What this task involves:
Select the lines that contain "JSON" and copy each of them.

Data items
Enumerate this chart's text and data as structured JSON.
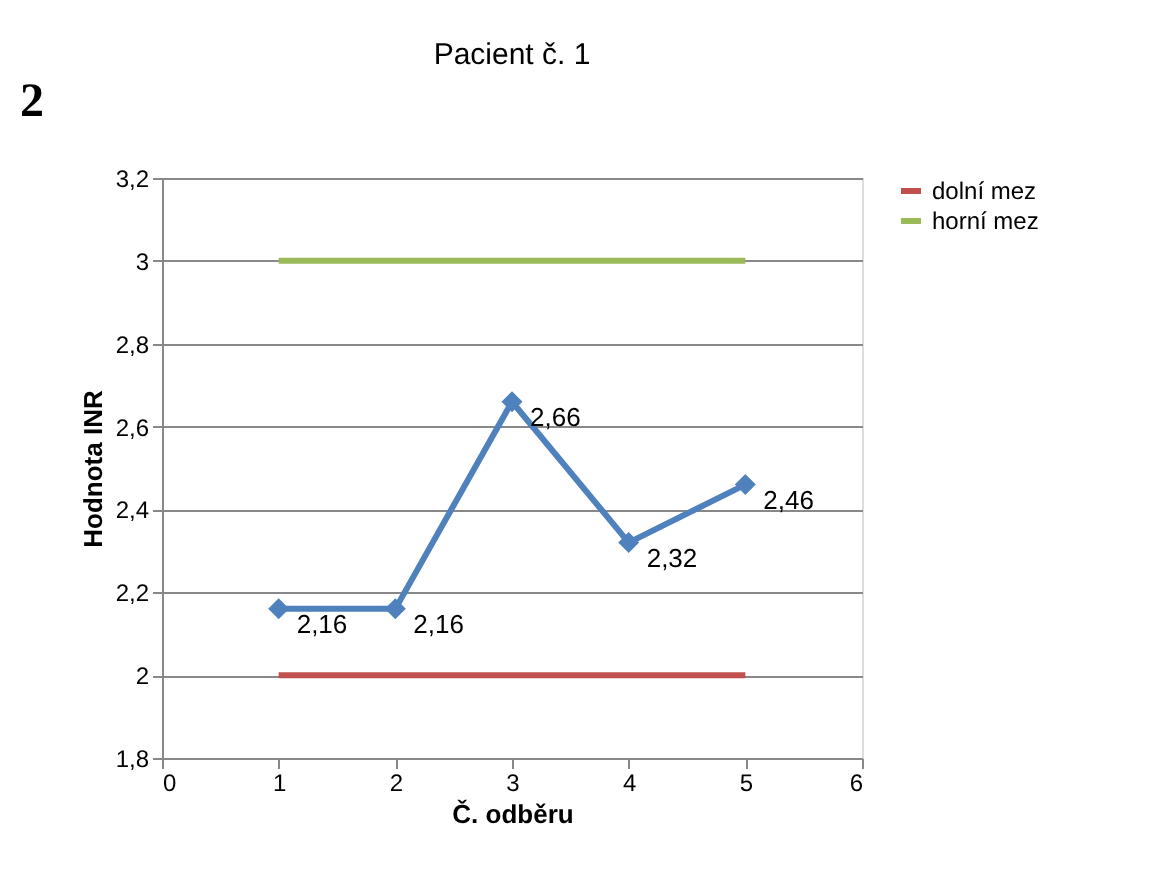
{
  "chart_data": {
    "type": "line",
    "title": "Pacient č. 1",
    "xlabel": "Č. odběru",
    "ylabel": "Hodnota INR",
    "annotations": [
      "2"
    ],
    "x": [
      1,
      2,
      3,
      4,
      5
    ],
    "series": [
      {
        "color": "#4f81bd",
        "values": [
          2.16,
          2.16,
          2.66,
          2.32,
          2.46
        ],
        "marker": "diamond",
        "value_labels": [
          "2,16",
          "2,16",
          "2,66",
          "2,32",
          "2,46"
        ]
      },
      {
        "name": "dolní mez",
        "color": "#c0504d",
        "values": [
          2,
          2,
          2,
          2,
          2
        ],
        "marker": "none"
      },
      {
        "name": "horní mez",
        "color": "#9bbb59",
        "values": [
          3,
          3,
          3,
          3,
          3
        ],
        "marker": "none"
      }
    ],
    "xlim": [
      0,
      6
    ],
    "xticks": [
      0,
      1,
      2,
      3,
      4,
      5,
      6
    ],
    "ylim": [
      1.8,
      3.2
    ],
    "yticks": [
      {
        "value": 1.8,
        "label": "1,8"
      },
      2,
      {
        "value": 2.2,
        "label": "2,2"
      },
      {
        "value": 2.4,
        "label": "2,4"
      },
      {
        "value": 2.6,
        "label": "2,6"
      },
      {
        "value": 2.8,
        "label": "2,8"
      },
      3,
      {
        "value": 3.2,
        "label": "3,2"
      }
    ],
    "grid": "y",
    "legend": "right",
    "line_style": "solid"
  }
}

==

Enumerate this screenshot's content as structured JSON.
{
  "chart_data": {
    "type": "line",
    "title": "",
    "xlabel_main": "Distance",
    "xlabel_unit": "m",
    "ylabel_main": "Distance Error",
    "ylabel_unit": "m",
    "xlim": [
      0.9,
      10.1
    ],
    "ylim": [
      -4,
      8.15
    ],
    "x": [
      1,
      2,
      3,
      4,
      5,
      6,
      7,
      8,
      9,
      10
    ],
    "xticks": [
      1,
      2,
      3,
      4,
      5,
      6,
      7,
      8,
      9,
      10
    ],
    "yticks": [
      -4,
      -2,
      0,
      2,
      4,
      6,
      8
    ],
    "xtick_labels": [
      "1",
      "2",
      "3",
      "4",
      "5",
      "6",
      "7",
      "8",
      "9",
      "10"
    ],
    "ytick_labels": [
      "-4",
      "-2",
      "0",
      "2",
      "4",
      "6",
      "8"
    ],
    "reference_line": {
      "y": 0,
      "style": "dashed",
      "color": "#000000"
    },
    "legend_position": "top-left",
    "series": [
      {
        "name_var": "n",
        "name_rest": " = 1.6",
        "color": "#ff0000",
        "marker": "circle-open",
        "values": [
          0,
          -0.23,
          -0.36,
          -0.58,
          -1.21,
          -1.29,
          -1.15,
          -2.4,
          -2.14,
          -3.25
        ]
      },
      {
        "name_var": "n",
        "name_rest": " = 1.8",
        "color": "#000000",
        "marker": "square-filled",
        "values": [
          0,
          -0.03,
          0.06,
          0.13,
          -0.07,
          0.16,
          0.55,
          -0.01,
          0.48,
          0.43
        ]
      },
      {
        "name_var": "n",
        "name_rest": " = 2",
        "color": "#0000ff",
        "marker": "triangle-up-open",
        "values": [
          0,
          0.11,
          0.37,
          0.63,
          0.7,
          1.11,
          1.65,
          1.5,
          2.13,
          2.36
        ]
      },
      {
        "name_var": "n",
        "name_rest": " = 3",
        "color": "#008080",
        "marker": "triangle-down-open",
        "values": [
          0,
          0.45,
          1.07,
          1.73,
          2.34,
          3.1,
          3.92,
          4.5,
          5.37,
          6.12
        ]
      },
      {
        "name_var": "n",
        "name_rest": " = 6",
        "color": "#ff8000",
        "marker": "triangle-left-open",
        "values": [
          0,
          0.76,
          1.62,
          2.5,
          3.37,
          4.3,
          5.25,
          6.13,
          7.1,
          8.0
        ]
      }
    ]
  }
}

Solution to this problem:
Enumerate this chart's text and data as structured JSON.
Enumerate this screenshot's content as structured JSON.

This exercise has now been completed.